### Dataset extract
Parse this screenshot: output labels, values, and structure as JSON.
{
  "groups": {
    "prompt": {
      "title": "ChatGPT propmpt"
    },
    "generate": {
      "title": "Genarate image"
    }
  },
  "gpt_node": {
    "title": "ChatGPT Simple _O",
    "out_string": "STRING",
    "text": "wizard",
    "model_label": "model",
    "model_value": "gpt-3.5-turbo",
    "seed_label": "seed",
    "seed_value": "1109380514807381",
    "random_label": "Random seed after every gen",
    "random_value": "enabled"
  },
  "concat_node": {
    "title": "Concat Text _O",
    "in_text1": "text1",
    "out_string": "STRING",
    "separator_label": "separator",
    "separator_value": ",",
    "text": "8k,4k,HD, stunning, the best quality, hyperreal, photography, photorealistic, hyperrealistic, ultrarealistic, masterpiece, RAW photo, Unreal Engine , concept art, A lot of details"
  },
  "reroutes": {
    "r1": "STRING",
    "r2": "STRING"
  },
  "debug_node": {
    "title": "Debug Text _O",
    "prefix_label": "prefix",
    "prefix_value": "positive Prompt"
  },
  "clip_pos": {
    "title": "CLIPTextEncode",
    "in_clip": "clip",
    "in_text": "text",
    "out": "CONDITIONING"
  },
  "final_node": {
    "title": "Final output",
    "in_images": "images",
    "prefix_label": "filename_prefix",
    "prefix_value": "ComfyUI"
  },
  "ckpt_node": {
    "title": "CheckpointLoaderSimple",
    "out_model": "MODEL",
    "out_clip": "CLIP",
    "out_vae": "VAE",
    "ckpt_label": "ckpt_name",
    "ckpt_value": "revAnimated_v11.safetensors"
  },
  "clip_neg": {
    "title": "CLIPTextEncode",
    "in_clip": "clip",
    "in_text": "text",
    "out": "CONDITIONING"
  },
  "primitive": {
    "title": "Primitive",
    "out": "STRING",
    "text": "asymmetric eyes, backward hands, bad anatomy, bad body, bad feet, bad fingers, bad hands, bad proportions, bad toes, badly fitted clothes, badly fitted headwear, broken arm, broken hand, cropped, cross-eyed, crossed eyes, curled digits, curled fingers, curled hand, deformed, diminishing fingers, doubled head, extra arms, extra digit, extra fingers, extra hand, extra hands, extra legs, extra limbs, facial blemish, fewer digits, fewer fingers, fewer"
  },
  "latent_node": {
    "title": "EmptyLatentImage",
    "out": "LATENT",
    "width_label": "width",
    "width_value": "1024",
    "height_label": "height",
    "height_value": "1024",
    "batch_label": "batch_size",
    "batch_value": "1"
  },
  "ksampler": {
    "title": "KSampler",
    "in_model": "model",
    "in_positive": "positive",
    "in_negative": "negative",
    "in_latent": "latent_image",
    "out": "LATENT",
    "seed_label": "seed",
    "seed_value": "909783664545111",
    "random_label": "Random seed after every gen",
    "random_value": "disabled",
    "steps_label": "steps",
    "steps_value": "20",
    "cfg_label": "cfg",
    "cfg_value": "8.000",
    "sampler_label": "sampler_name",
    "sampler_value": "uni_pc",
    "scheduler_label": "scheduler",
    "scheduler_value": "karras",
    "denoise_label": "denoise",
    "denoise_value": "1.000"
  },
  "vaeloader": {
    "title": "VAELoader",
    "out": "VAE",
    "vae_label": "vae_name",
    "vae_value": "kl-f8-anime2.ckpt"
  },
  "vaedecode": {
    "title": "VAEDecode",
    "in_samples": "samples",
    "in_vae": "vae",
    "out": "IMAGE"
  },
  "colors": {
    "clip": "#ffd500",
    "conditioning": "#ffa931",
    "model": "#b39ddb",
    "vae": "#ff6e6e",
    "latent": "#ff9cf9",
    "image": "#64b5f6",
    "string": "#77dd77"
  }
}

### Exercise objective
Each line in the material above must be retyped without alteration.

### Result of this task
Parse this screenshot: output labels, values, and structure as JSON.
{
  "groups": {
    "prompt": {
      "title": "ChatGPT propmpt"
    },
    "generate": {
      "title": "Genarate image"
    }
  },
  "gpt_node": {
    "title": "ChatGPT Simple _O",
    "out_string": "STRING",
    "text": "wizard",
    "model_label": "model",
    "model_value": "gpt-3.5-turbo",
    "seed_label": "seed",
    "seed_value": "1109380514807381",
    "random_label": "Random seed after every gen",
    "random_value": "enabled"
  },
  "concat_node": {
    "title": "Concat Text _O",
    "in_text1": "text1",
    "out_string": "STRING",
    "separator_label": "separator",
    "separator_value": ",",
    "text": "8k,4k,HD, stunning, the best quality, hyperreal, photography, photorealistic, hyperrealistic, ultrarealistic, masterpiece, RAW photo, Unreal Engine , concept art, A lot of details"
  },
  "reroutes": {
    "r1": "STRING",
    "r2": "STRING"
  },
  "debug_node": {
    "title": "Debug Text _O",
    "prefix_label": "prefix",
    "prefix_value": "positive Prompt"
  },
  "clip_pos": {
    "title": "CLIPTextEncode",
    "in_clip": "clip",
    "in_text": "text",
    "out": "CONDITIONING"
  },
  "final_node": {
    "title": "Final output",
    "in_images": "images",
    "prefix_label": "filename_prefix",
    "prefix_value": "ComfyUI"
  },
  "ckpt_node": {
    "title": "CheckpointLoaderSimple",
    "out_model": "MODEL",
    "out_clip": "CLIP",
    "out_vae": "VAE",
    "ckpt_label": "ckpt_name",
    "ckpt_value": "revAnimated_v11.safetensors"
  },
  "clip_neg": {
    "title": "CLIPTextEncode",
    "in_clip": "clip",
    "in_text": "text",
    "out": "CONDITIONING"
  },
  "primitive": {
    "title": "Primitive",
    "out": "STRING",
    "text": "asymmetric eyes, backward hands, bad anatomy, bad body, bad feet, bad fingers, bad hands, bad proportions, bad toes, badly fitted clothes, badly fitted headwear, broken arm, broken hand, cropped, cross-eyed, crossed eyes, curled digits, curled fingers, curled hand, deformed, diminishing fingers, doubled head, extra arms, extra digit, extra fingers, extra hand, extra hands, extra legs, extra limbs, facial blemish, fewer digits, fewer fingers, fewer"
  },
  "latent_node": {
    "title": "EmptyLatentImage",
    "out": "LATENT",
    "width_label": "width",
    "width_value": "1024",
    "height_label": "height",
    "height_value": "1024",
    "batch_label": "batch_size",
    "batch_value": "1"
  },
  "ksampler": {
    "title": "KSampler",
    "in_model": "model",
    "in_positive": "positive",
    "in_negative": "negative",
    "in_latent": "latent_image",
    "out": "LATENT",
    "seed_label": "seed",
    "seed_value": "909783664545111",
    "random_label": "Random seed after every gen",
    "random_value": "disabled",
    "steps_label": "steps",
    "steps_value": "20",
    "cfg_label": "cfg",
    "cfg_value": "8.000",
    "sampler_label": "sampler_name",
    "sampler_value": "uni_pc",
    "scheduler_label": "scheduler",
    "scheduler_value": "karras",
    "denoise_label": "denoise",
    "denoise_value": "1.000"
  },
  "vaeloader": {
    "title": "VAELoader",
    "out": "VAE",
    "vae_label": "vae_name",
    "vae_value": "kl-f8-anime2.ckpt"
  },
  "vaedecode": {
    "title": "VAEDecode",
    "in_samples": "samples",
    "in_vae": "vae",
    "out": "IMAGE"
  },
  "colors": {
    "clip": "#ffd500",
    "conditioning": "#ffa931",
    "model": "#b39ddb",
    "vae": "#ff6e6e",
    "latent": "#ff9cf9",
    "image": "#64b5f6",
    "string": "#77dd77"
  }
}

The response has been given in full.